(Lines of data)
- - - - -

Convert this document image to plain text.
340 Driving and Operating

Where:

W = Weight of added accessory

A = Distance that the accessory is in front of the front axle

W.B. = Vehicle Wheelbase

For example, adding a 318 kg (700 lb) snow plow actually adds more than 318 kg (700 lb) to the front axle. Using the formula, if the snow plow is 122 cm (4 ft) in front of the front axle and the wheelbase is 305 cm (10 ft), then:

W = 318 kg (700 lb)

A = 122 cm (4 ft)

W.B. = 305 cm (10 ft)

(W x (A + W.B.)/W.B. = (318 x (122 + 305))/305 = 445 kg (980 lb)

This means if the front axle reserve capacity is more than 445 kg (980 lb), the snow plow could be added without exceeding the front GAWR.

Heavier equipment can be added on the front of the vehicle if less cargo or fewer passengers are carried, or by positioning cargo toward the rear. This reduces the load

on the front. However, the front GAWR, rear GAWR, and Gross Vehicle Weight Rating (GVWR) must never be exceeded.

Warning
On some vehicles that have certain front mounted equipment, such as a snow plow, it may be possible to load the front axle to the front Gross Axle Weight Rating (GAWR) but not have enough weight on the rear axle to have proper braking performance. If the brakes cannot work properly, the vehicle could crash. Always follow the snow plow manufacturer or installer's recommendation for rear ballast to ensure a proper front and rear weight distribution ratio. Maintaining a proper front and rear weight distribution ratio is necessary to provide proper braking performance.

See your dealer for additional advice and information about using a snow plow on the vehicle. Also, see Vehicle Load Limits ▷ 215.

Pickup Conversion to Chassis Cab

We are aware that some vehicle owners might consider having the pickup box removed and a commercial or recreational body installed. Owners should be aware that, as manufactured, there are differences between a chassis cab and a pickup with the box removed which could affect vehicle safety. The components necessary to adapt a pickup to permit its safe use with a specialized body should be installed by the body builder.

- - - - -

> [Work required]:
Locate all lines that include the word "than" and copy them out.

> [Result for this exercise]:
For example, adding a 318 kg (700 lb) snow plow actually adds more than 318 kg (700 lb) to the front axle. Using the formula, if the snow plow is 122 cm (4 ft) in front of the front axle and the wheelbase is 305 cm (10 ft), then:
This means if the front axle reserve capacity is more than 445 kg (980 lb), the snow plow could be added without exceeding the front GAWR.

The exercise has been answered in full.